**BRIEF**.
Search the material for the string "trending", then report how many lines hold it, with no other text.

**AVAILABLE RECORDS**.
□ □ □
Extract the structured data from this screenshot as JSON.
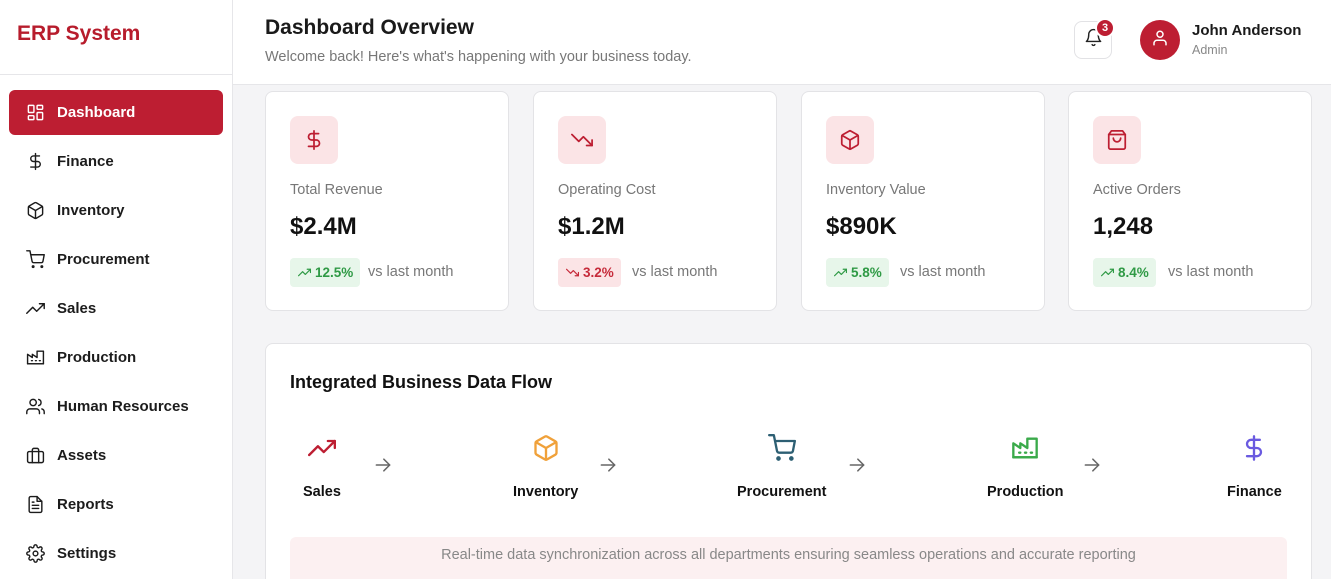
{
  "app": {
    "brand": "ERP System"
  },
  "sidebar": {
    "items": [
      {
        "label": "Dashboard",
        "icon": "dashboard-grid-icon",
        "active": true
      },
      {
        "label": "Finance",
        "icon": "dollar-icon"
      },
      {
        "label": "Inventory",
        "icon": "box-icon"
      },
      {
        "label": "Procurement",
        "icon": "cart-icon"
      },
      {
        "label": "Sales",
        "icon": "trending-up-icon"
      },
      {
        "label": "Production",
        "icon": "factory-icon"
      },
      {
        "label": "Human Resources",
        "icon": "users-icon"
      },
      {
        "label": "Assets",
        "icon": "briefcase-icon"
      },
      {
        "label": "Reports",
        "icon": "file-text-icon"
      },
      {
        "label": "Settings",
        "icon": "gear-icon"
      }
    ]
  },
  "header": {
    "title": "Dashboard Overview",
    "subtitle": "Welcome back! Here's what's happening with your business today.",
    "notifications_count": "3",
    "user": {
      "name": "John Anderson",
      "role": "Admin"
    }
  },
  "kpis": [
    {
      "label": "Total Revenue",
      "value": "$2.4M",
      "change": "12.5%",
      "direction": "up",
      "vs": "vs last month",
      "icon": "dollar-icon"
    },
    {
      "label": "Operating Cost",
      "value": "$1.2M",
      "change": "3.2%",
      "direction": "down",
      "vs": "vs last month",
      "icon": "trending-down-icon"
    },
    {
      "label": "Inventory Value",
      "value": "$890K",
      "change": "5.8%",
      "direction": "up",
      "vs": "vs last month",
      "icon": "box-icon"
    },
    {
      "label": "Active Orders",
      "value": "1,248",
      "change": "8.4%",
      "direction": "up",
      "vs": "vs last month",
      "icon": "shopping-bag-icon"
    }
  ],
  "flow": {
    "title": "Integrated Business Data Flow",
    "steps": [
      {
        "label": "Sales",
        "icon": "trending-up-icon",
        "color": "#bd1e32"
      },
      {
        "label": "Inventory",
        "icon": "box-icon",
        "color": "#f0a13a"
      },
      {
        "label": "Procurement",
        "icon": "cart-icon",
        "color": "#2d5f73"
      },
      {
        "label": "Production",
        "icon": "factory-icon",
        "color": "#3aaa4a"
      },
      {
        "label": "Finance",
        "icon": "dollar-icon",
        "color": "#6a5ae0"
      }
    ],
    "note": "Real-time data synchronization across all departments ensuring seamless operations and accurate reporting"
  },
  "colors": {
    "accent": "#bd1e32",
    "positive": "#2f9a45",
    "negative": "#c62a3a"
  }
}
□ □ □
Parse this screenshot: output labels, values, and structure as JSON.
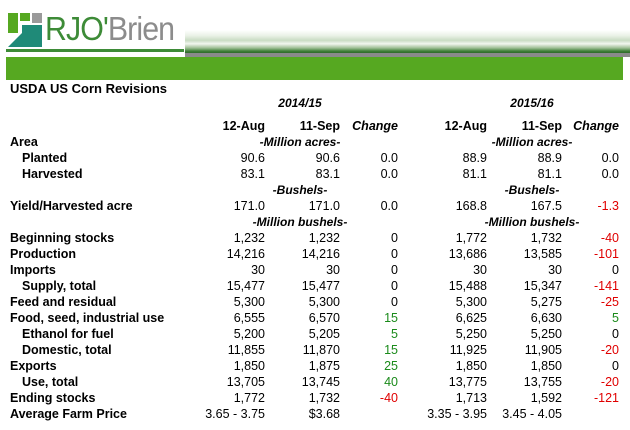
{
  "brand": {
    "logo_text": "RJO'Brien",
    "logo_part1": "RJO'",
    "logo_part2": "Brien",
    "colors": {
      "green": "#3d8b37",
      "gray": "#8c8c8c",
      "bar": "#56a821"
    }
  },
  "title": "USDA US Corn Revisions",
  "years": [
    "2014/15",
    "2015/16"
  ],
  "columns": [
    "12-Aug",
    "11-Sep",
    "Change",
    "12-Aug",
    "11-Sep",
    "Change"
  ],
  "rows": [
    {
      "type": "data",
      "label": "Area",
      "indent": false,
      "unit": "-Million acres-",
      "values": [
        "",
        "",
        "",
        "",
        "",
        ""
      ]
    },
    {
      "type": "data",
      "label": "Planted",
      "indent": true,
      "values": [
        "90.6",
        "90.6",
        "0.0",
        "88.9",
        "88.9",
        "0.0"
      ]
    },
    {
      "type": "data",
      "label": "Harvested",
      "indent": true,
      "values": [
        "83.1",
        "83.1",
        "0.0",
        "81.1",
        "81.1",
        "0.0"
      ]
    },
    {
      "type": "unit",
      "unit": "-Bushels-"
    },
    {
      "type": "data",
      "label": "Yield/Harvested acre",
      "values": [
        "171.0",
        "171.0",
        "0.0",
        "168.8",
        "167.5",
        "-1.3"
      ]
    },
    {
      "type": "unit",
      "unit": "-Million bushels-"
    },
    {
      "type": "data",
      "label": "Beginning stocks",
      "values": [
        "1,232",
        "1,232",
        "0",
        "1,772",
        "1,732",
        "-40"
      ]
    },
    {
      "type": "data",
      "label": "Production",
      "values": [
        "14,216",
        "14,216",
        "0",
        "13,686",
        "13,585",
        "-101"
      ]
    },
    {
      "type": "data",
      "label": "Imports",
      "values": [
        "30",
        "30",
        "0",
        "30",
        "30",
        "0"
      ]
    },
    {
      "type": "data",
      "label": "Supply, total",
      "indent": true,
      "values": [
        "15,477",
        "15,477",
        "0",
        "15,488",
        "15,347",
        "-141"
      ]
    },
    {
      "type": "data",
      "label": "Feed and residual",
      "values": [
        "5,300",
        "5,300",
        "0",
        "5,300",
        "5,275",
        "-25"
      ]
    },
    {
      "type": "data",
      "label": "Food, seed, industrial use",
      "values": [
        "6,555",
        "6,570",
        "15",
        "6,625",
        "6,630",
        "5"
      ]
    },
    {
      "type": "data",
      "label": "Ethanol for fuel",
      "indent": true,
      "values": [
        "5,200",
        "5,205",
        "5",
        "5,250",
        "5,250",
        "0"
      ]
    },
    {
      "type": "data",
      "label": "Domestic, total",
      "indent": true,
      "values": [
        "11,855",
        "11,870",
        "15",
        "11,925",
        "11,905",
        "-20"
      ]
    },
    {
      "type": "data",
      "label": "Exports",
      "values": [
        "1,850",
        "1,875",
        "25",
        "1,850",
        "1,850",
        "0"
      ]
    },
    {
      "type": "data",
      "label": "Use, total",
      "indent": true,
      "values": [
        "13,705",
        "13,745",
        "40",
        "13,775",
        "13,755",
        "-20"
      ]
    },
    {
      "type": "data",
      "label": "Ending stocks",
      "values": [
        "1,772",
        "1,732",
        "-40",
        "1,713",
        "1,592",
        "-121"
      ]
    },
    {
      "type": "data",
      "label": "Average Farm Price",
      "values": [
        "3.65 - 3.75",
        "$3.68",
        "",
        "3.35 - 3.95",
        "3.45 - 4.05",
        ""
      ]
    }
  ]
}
□ □ □
**EXERCISE RESULT**.
3